Count lines with the string "coordinate" in them. State the number alone.

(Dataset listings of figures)

###

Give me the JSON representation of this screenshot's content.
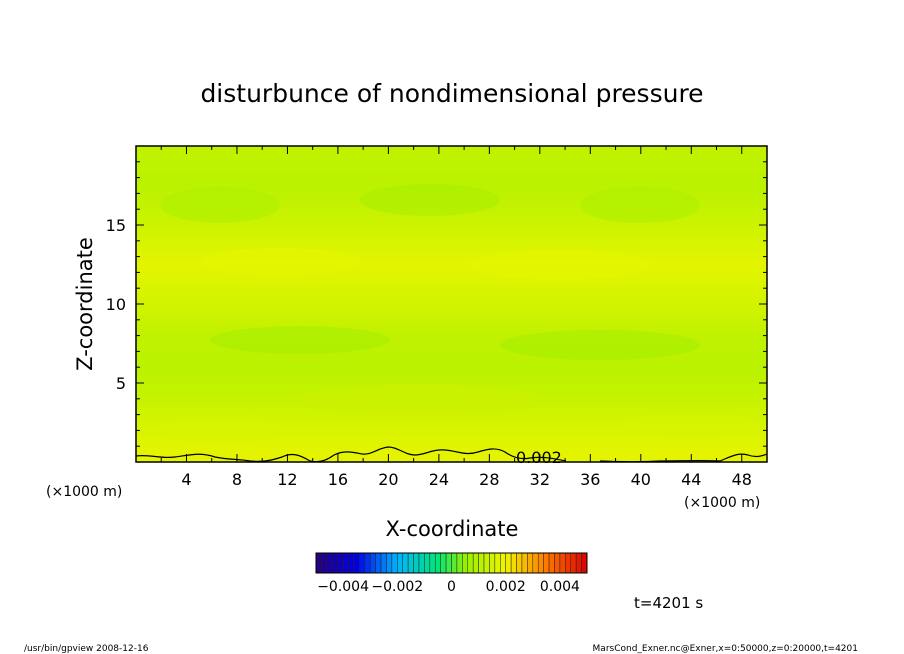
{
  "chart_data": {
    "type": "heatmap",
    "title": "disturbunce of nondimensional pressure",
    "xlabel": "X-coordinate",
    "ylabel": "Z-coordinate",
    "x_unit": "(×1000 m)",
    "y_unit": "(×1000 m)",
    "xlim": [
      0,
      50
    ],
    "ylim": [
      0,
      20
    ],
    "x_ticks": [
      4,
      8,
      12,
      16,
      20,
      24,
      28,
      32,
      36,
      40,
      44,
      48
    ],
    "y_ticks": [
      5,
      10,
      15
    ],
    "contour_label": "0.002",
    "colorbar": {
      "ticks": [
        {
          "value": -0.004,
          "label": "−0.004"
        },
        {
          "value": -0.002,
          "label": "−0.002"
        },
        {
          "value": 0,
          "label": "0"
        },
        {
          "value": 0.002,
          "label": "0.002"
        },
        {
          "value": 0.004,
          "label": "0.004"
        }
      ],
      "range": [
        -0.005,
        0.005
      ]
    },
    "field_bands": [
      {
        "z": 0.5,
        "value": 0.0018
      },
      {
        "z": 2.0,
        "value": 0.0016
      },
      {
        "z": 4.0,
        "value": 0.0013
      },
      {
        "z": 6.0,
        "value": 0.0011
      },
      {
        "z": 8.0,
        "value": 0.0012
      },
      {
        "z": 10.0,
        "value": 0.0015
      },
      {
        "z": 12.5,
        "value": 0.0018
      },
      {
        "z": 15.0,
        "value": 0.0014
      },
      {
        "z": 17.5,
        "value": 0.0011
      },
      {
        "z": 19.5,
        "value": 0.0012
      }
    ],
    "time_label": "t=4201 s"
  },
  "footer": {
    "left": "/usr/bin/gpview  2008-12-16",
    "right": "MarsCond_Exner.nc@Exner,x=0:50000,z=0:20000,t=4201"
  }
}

###

** RIGHT ANSWER **
2